» **STORED RECORDS**:
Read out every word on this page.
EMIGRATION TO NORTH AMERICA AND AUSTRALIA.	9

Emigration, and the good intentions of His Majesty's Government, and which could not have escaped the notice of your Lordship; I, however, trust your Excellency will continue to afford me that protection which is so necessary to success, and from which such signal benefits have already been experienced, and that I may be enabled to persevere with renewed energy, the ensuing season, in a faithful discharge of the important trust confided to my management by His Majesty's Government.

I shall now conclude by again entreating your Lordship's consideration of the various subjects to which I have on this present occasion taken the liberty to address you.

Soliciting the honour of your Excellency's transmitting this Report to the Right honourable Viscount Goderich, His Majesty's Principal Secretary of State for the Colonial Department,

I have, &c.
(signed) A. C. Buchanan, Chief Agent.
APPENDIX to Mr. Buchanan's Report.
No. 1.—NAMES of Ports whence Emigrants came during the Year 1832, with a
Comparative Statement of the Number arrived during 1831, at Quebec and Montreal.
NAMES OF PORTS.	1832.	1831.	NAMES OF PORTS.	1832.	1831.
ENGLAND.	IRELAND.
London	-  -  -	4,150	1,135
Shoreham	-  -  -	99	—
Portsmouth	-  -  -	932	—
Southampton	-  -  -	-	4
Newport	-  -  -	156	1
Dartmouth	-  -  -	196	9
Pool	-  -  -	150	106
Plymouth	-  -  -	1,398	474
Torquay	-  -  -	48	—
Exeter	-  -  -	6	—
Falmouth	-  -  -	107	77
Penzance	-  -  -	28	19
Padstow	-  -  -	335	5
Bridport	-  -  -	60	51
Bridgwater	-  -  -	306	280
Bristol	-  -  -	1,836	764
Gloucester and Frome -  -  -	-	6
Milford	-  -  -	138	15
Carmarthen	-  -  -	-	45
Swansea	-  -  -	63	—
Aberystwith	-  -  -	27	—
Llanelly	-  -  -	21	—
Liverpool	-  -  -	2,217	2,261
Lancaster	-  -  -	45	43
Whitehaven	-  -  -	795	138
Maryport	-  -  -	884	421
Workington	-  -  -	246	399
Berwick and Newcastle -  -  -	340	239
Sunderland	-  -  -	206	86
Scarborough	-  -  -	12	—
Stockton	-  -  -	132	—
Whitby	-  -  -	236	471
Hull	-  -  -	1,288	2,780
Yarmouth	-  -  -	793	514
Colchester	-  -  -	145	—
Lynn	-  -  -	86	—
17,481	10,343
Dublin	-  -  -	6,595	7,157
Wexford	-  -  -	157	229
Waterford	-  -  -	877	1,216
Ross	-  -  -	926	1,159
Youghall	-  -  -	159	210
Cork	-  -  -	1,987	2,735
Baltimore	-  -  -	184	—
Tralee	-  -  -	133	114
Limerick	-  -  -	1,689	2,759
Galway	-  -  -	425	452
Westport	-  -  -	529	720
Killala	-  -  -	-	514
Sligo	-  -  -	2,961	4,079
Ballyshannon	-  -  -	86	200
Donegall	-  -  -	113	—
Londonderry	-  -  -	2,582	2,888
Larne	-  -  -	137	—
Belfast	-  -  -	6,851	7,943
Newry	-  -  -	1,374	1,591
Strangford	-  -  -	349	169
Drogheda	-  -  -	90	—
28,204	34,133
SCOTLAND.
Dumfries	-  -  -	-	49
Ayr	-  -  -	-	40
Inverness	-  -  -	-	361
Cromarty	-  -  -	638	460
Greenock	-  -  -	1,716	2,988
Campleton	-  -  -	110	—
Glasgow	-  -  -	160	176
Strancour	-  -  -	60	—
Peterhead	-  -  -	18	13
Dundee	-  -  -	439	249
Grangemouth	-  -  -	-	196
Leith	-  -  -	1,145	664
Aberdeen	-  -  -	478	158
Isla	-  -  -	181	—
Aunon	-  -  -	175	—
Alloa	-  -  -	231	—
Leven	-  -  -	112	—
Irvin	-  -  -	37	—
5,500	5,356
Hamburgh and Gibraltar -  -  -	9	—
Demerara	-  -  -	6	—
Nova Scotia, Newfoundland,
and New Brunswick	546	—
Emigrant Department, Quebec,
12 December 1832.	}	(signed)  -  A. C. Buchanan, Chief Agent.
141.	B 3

» **EXERCISE BRIEF**: Print the complete listing again, exactly as it stands.

» **THE COMPLETED TASK**:
Read out every word on this page.
EMIGRATION TO NORTH AMERICA AND AUSTRALIA.	9

Emigration, and the good intentions of His Majesty's Government, and which could not have escaped the notice of your Lordship; I, however, trust your Excellency will continue to afford me that protection which is so necessary to success, and from which such signal benefits have already been experienced, and that I may be enabled to persevere with renewed energy, the ensuing season, in a faithful discharge of the important trust confided to my management by His Majesty's Government.

I shall now conclude by again entreating your Lordship's consideration of the various subjects to which I have on this present occasion taken the liberty to address you.

Soliciting the honour of your Excellency's transmitting this Report to the Right honourable Viscount Goderich, His Majesty's Principal Secretary of State for the Colonial Department,

I have, &c.
(signed) A. C. Buchanan, Chief Agent.
APPENDIX to Mr. Buchanan's Report.
No. 1.—NAMES of Ports whence Emigrants came during the Year 1832, with a
Comparative Statement of the Number arrived during 1831, at Quebec and Montreal.
NAMES OF PORTS.	1832.	1831.	NAMES OF PORTS.	1832.	1831.
ENGLAND.	IRELAND.
London	-  -  -	4,150	1,135
Shoreham	-  -  -	99	—
Portsmouth	-  -  -	932	—
Southampton	-  -  -	-	4
Newport	-  -  -	156	1
Dartmouth	-  -  -	196	9
Pool	-  -  -	150	106
Plymouth	-  -  -	1,398	474
Torquay	-  -  -	48	—
Exeter	-  -  -	6	—
Falmouth	-  -  -	107	77
Penzance	-  -  -	28	19
Padstow	-  -  -	335	5
Bridport	-  -  -	60	51
Bridgwater	-  -  -	306	280
Bristol	-  -  -	1,836	764
Gloucester and Frome -  -  -	-	6
Milford	-  -  -	138	15
Carmarthen	-  -  -	-	45
Swansea	-  -  -	63	—
Aberystwith	-  -  -	27	—
Llanelly	-  -  -	21	—
Liverpool	-  -  -	2,217	2,261
Lancaster	-  -  -	45	43
Whitehaven	-  -  -	795	138
Maryport	-  -  -	884	421
Workington	-  -  -	246	399
Berwick and Newcastle -  -  -	340	239
Sunderland	-  -  -	206	86
Scarborough	-  -  -	12	—
Stockton	-  -  -	132	—
Whitby	-  -  -	236	471
Hull	-  -  -	1,288	2,780
Yarmouth	-  -  -	793	514
Colchester	-  -  -	145	—
Lynn	-  -  -	86	—
17,481	10,343
Dublin	-  -  -	6,595	7,157
Wexford	-  -  -	157	229
Waterford	-  -  -	877	1,216
Ross	-  -  -	926	1,159
Youghall	-  -  -	159	210
Cork	-  -  -	1,987	2,735
Baltimore	-  -  -	184	—
Tralee	-  -  -	133	114
Limerick	-  -  -	1,689	2,759
Galway	-  -  -	425	452
Westport	-  -  -	529	720
Killala	-  -  -	-	514
Sligo	-  -  -	2,961	4,079
Ballyshannon	-  -  -	86	200
Donegall	-  -  -	113	—
Londonderry	-  -  -	2,582	2,888
Larne	-  -  -	137	—
Belfast	-  -  -	6,851	7,943
Newry	-  -  -	1,374	1,591
Strangford	-  -  -	349	169
Drogheda	-  -  -	90	—
28,204	34,133
SCOTLAND.
Dumfries	-  -  -	-	49
Ayr	-  -  -	-	40
Inverness	-  -  -	-	361
Cromarty	-  -  -	638	460
Greenock	-  -  -	1,716	2,988
Campleton	-  -  -	110	—
Glasgow	-  -  -	160	176
Strancour	-  -  -	60	—
Peterhead	-  -  -	18	13
Dundee	-  -  -	439	249
Grangemouth	-  -  -	-	196
Leith	-  -  -	1,145	664
Aberdeen	-  -  -	478	158
Isla	-  -  -	181	—
Aunon	-  -  -	175	—
Alloa	-  -  -	231	—
Leven	-  -  -	112	—
Irvin	-  -  -	37	—
5,500	5,356
Hamburgh and Gibraltar -  -  -	9	—
Demerara	-  -  -	6	—
Nova Scotia, Newfoundland,
and New Brunswick	546	—
Emigrant Department, Quebec,
12 December 1832.	}	(signed)  -  A. C. Buchanan, Chief Agent.
141.	B 3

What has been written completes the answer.